#### PROBLEM REQUIREMENTS
List the lines of this listing that hold the word "Abbreviated".

● ● ● ● ●

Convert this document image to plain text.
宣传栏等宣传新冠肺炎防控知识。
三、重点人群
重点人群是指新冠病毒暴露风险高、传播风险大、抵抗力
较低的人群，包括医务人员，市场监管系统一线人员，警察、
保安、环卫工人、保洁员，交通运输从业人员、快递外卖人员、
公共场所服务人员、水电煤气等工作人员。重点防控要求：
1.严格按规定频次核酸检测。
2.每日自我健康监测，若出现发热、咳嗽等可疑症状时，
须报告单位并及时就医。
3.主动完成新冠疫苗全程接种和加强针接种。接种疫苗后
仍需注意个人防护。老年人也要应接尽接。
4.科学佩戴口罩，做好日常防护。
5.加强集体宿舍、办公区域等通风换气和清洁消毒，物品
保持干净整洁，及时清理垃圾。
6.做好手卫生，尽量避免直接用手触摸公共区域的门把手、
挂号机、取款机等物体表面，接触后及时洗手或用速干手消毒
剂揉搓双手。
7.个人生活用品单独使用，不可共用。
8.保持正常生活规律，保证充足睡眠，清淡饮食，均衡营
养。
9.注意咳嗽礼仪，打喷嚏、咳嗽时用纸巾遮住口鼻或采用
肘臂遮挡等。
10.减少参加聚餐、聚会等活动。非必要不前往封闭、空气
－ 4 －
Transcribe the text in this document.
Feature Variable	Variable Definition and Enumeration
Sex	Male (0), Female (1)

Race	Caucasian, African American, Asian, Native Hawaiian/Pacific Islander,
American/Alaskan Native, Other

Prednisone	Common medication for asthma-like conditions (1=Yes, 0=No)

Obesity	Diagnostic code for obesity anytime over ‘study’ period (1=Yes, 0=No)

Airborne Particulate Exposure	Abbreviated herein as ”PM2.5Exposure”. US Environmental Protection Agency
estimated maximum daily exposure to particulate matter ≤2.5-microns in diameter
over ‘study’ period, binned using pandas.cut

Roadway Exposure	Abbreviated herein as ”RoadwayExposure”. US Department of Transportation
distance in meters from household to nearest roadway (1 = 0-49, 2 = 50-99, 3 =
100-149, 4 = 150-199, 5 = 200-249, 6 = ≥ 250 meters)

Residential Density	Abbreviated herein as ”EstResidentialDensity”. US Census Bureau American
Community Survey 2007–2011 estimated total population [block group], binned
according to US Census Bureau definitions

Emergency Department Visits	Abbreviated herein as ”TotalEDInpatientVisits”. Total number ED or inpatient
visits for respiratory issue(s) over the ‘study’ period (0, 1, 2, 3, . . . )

● ● ● ● ●

#### SOLUTION TO THE EXERCISE
Airborne Particulate Exposure	Abbreviated herein as ”PM2.5Exposure”. US Environmental Protection Agency
Roadway Exposure	Abbreviated herein as ”RoadwayExposure”. US Department of Transportation
Residential Density	Abbreviated herein as ”EstResidentialDensity”. US Census Bureau American
Emergency Department Visits	Abbreviated herein as ”TotalEDInpatientVisits”. Total number ED or inpatient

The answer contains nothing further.